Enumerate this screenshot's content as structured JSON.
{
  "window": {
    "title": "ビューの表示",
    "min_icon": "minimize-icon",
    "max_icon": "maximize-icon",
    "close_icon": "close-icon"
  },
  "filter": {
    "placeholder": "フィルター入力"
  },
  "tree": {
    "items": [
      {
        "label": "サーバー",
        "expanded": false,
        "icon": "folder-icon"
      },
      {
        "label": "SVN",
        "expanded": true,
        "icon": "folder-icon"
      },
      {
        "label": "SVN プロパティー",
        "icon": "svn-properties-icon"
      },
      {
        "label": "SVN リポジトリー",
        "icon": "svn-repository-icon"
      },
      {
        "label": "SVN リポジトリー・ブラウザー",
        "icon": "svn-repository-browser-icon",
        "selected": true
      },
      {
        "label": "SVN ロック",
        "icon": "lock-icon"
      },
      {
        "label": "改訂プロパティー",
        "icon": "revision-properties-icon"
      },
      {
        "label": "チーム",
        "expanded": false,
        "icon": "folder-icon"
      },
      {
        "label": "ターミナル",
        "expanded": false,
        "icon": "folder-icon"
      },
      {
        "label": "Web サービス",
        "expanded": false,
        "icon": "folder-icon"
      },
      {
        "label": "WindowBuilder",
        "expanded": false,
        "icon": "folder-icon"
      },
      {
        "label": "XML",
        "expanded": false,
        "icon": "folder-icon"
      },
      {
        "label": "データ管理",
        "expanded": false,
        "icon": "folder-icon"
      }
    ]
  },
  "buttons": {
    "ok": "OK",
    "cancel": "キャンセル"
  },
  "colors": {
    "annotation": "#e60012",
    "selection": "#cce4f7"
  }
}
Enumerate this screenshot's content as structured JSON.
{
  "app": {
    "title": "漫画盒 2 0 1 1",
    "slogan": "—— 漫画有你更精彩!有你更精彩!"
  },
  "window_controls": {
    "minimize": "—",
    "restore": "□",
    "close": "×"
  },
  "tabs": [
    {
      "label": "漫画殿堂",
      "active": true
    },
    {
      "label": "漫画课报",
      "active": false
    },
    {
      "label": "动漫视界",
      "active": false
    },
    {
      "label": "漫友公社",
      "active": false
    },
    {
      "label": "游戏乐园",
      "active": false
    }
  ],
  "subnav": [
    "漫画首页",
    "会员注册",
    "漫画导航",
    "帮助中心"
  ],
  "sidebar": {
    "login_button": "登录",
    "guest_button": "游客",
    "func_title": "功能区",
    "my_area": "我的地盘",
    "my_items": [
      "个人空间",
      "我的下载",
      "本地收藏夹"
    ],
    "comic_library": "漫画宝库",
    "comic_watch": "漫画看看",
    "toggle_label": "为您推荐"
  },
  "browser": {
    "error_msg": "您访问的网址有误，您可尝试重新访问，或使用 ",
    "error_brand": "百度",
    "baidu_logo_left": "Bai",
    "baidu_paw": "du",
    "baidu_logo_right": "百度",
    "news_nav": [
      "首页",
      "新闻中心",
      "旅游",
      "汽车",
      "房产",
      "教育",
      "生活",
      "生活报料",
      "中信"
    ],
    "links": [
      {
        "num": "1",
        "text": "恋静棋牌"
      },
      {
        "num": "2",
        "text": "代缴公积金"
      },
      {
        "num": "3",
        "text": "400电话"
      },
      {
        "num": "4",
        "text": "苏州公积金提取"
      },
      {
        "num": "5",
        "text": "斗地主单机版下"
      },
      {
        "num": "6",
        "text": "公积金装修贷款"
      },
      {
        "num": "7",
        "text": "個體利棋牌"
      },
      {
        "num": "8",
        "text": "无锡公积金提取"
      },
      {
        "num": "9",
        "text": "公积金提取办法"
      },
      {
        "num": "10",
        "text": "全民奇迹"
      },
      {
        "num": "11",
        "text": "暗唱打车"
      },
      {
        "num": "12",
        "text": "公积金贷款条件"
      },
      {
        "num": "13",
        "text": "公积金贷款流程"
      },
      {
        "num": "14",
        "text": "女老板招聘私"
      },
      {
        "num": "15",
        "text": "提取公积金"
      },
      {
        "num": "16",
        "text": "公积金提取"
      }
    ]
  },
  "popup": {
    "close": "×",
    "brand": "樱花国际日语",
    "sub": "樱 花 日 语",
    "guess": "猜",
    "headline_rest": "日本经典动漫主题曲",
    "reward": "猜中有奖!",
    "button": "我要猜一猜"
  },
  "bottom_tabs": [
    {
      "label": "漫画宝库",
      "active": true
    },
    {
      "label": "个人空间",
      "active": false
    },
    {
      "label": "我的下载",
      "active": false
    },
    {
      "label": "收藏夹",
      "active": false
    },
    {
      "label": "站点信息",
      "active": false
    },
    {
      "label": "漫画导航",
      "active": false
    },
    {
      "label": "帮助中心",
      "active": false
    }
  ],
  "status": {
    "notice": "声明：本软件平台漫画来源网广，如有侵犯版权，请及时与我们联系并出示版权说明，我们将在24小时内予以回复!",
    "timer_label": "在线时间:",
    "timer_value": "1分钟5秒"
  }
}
※ ※ ※
The records above should be repeated in full, exactly as given.

→ ANSWER FOR THE TASK
Enumerate this screenshot's content as structured JSON.
{
  "window": {
    "title": "ビューの表示",
    "min_icon": "minimize-icon",
    "max_icon": "maximize-icon",
    "close_icon": "close-icon"
  },
  "filter": {
    "placeholder": "フィルター入力"
  },
  "tree": {
    "items": [
      {
        "label": "サーバー",
        "expanded": false,
        "icon": "folder-icon"
      },
      {
        "label": "SVN",
        "expanded": true,
        "icon": "folder-icon"
      },
      {
        "label": "SVN プロパティー",
        "icon": "svn-properties-icon"
      },
      {
        "label": "SVN リポジトリー",
        "icon": "svn-repository-icon"
      },
      {
        "label": "SVN リポジトリー・ブラウザー",
        "icon": "svn-repository-browser-icon",
        "selected": true
      },
      {
        "label": "SVN ロック",
        "icon": "lock-icon"
      },
      {
        "label": "改訂プロパティー",
        "icon": "revision-properties-icon"
      },
      {
        "label": "チーム",
        "expanded": false,
        "icon": "folder-icon"
      },
      {
        "label": "ターミナル",
        "expanded": false,
        "icon": "folder-icon"
      },
      {
        "label": "Web サービス",
        "expanded": false,
        "icon": "folder-icon"
      },
      {
        "label": "WindowBuilder",
        "expanded": false,
        "icon": "folder-icon"
      },
      {
        "label": "XML",
        "expanded": false,
        "icon": "folder-icon"
      },
      {
        "label": "データ管理",
        "expanded": false,
        "icon": "folder-icon"
      }
    ]
  },
  "buttons": {
    "ok": "OK",
    "cancel": "キャンセル"
  },
  "colors": {
    "annotation": "#e60012",
    "selection": "#cce4f7"
  }
}
Enumerate this screenshot's content as structured JSON.
{
  "app": {
    "title": "漫画盒 2 0 1 1",
    "slogan": "—— 漫画有你更精彩!有你更精彩!"
  },
  "window_controls": {
    "minimize": "—",
    "restore": "□",
    "close": "×"
  },
  "tabs": [
    {
      "label": "漫画殿堂",
      "active": true
    },
    {
      "label": "漫画课报",
      "active": false
    },
    {
      "label": "动漫视界",
      "active": false
    },
    {
      "label": "漫友公社",
      "active": false
    },
    {
      "label": "游戏乐园",
      "active": false
    }
  ],
  "subnav": [
    "漫画首页",
    "会员注册",
    "漫画导航",
    "帮助中心"
  ],
  "sidebar": {
    "login_button": "登录",
    "guest_button": "游客",
    "func_title": "功能区",
    "my_area": "我的地盘",
    "my_items": [
      "个人空间",
      "我的下载",
      "本地收藏夹"
    ],
    "comic_library": "漫画宝库",
    "comic_watch": "漫画看看",
    "toggle_label": "为您推荐"
  },
  "browser": {
    "error_msg": "您访问的网址有误，您可尝试重新访问，或使用 ",
    "error_brand": "百度",
    "baidu_logo_left": "Bai",
    "baidu_paw": "du",
    "baidu_logo_right": "百度",
    "news_nav": [
      "首页",
      "新闻中心",
      "旅游",
      "汽车",
      "房产",
      "教育",
      "生活",
      "生活报料",
      "中信"
    ],
    "links": [
      {
        "num": "1",
        "text": "恋静棋牌"
      },
      {
        "num": "2",
        "text": "代缴公积金"
      },
      {
        "num": "3",
        "text": "400电话"
      },
      {
        "num": "4",
        "text": "苏州公积金提取"
      },
      {
        "num": "5",
        "text": "斗地主单机版下"
      },
      {
        "num": "6",
        "text": "公积金装修贷款"
      },
      {
        "num": "7",
        "text": "個體利棋牌"
      },
      {
        "num": "8",
        "text": "无锡公积金提取"
      },
      {
        "num": "9",
        "text": "公积金提取办法"
      },
      {
        "num": "10",
        "text": "全民奇迹"
      },
      {
        "num": "11",
        "text": "暗唱打车"
      },
      {
        "num": "12",
        "text": "公积金贷款条件"
      },
      {
        "num": "13",
        "text": "公积金贷款流程"
      },
      {
        "num": "14",
        "text": "女老板招聘私"
      },
      {
        "num": "15",
        "text": "提取公积金"
      },
      {
        "num": "16",
        "text": "公积金提取"
      }
    ]
  },
  "popup": {
    "close": "×",
    "brand": "樱花国际日语",
    "sub": "樱 花 日 语",
    "guess": "猜",
    "headline_rest": "日本经典动漫主题曲",
    "reward": "猜中有奖!",
    "button": "我要猜一猜"
  },
  "bottom_tabs": [
    {
      "label": "漫画宝库",
      "active": true
    },
    {
      "label": "个人空间",
      "active": false
    },
    {
      "label": "我的下载",
      "active": false
    },
    {
      "label": "收藏夹",
      "active": false
    },
    {
      "label": "站点信息",
      "active": false
    },
    {
      "label": "漫画导航",
      "active": false
    },
    {
      "label": "帮助中心",
      "active": false
    }
  ],
  "status": {
    "notice": "声明：本软件平台漫画来源网广，如有侵犯版权，请及时与我们联系并出示版权说明，我们将在24小时内予以回复!",
    "timer_label": "在线时间:",
    "timer_value": "1分钟5秒"
  }
}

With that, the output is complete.